* What is required:
Return each line of the data below verbatim; pictures are to be left out.
----------------
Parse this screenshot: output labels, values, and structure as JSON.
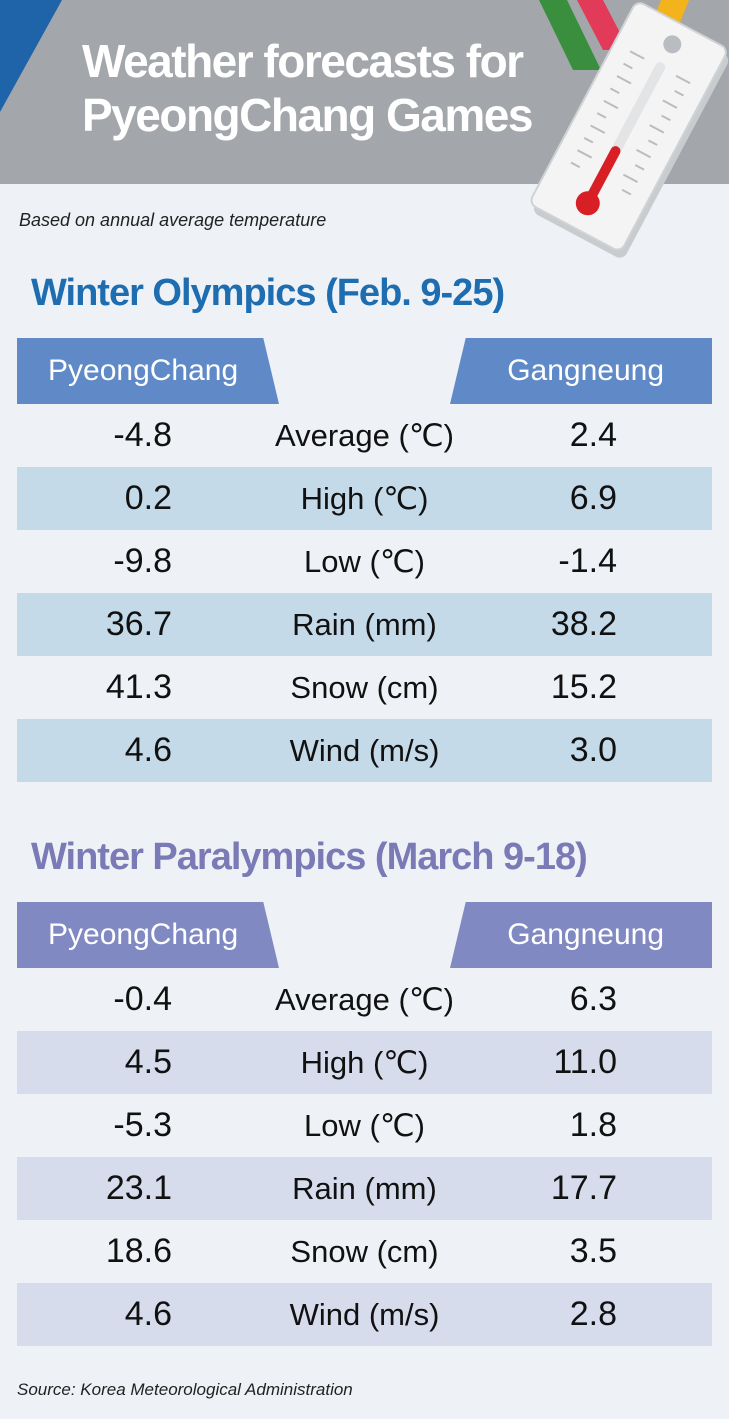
{
  "title_line1": "Weather forecasts for",
  "title_line2": "PyeongChang Games",
  "subtitle": "Based on annual average temperature",
  "source": "Source: Korea Meteorological Administration",
  "chart_data": [
    {
      "type": "table",
      "title": "Winter Olympics (Feb. 9-25)",
      "columns": [
        "PyeongChang",
        "Gangneung"
      ],
      "rows": [
        {
          "label": "Average (℃)",
          "pyeongchang": "-4.8",
          "gangneung": "2.4"
        },
        {
          "label": "High (℃)",
          "pyeongchang": "0.2",
          "gangneung": "6.9"
        },
        {
          "label": "Low (℃)",
          "pyeongchang": "-9.8",
          "gangneung": "-1.4"
        },
        {
          "label": "Rain (mm)",
          "pyeongchang": "36.7",
          "gangneung": "38.2"
        },
        {
          "label": "Snow (cm)",
          "pyeongchang": "41.3",
          "gangneung": "15.2"
        },
        {
          "label": "Wind (m/s)",
          "pyeongchang": "4.6",
          "gangneung": "3.0"
        }
      ]
    },
    {
      "type": "table",
      "title": "Winter Paralympics (March 9-18)",
      "columns": [
        "PyeongChang",
        "Gangneung"
      ],
      "rows": [
        {
          "label": "Average (℃)",
          "pyeongchang": "-0.4",
          "gangneung": "6.3"
        },
        {
          "label": "High (℃)",
          "pyeongchang": "4.5",
          "gangneung": "11.0"
        },
        {
          "label": "Low (℃)",
          "pyeongchang": "-5.3",
          "gangneung": "1.8"
        },
        {
          "label": "Rain (mm)",
          "pyeongchang": "23.1",
          "gangneung": "17.7"
        },
        {
          "label": "Snow (cm)",
          "pyeongchang": "18.6",
          "gangneung": "3.5"
        },
        {
          "label": "Wind (m/s)",
          "pyeongchang": "4.6",
          "gangneung": "2.8"
        }
      ]
    }
  ],
  "colors": {
    "header_bg": "#a3a7ab",
    "accent_blue": "#1e6db1",
    "accent_purple": "#7a7ab6",
    "olympics_header": "#5f8ac7",
    "paralympics_header": "#8089c2",
    "olympics_stripe": "#c4dae8",
    "paralympics_stripe": "#d6dcec"
  },
  "icons": [
    "thermometer-icon"
  ]
}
----------------
* Complete output:
Parse this screenshot: output labels, values, and structure as JSON.
{
  "title_line1": "Weather forecasts for",
  "title_line2": "PyeongChang Games",
  "subtitle": "Based on annual average temperature",
  "source": "Source: Korea Meteorological Administration",
  "chart_data": [
    {
      "type": "table",
      "title": "Winter Olympics (Feb. 9-25)",
      "columns": [
        "PyeongChang",
        "Gangneung"
      ],
      "rows": [
        {
          "label": "Average (℃)",
          "pyeongchang": "-4.8",
          "gangneung": "2.4"
        },
        {
          "label": "High (℃)",
          "pyeongchang": "0.2",
          "gangneung": "6.9"
        },
        {
          "label": "Low (℃)",
          "pyeongchang": "-9.8",
          "gangneung": "-1.4"
        },
        {
          "label": "Rain (mm)",
          "pyeongchang": "36.7",
          "gangneung": "38.2"
        },
        {
          "label": "Snow (cm)",
          "pyeongchang": "41.3",
          "gangneung": "15.2"
        },
        {
          "label": "Wind (m/s)",
          "pyeongchang": "4.6",
          "gangneung": "3.0"
        }
      ]
    },
    {
      "type": "table",
      "title": "Winter Paralympics (March 9-18)",
      "columns": [
        "PyeongChang",
        "Gangneung"
      ],
      "rows": [
        {
          "label": "Average (℃)",
          "pyeongchang": "-0.4",
          "gangneung": "6.3"
        },
        {
          "label": "High (℃)",
          "pyeongchang": "4.5",
          "gangneung": "11.0"
        },
        {
          "label": "Low (℃)",
          "pyeongchang": "-5.3",
          "gangneung": "1.8"
        },
        {
          "label": "Rain (mm)",
          "pyeongchang": "23.1",
          "gangneung": "17.7"
        },
        {
          "label": "Snow (cm)",
          "pyeongchang": "18.6",
          "gangneung": "3.5"
        },
        {
          "label": "Wind (m/s)",
          "pyeongchang": "4.6",
          "gangneung": "2.8"
        }
      ]
    }
  ],
  "colors": {
    "header_bg": "#a3a7ab",
    "accent_blue": "#1e6db1",
    "accent_purple": "#7a7ab6",
    "olympics_header": "#5f8ac7",
    "paralympics_header": "#8089c2",
    "olympics_stripe": "#c4dae8",
    "paralympics_stripe": "#d6dcec"
  },
  "icons": [
    "thermometer-icon"
  ]
}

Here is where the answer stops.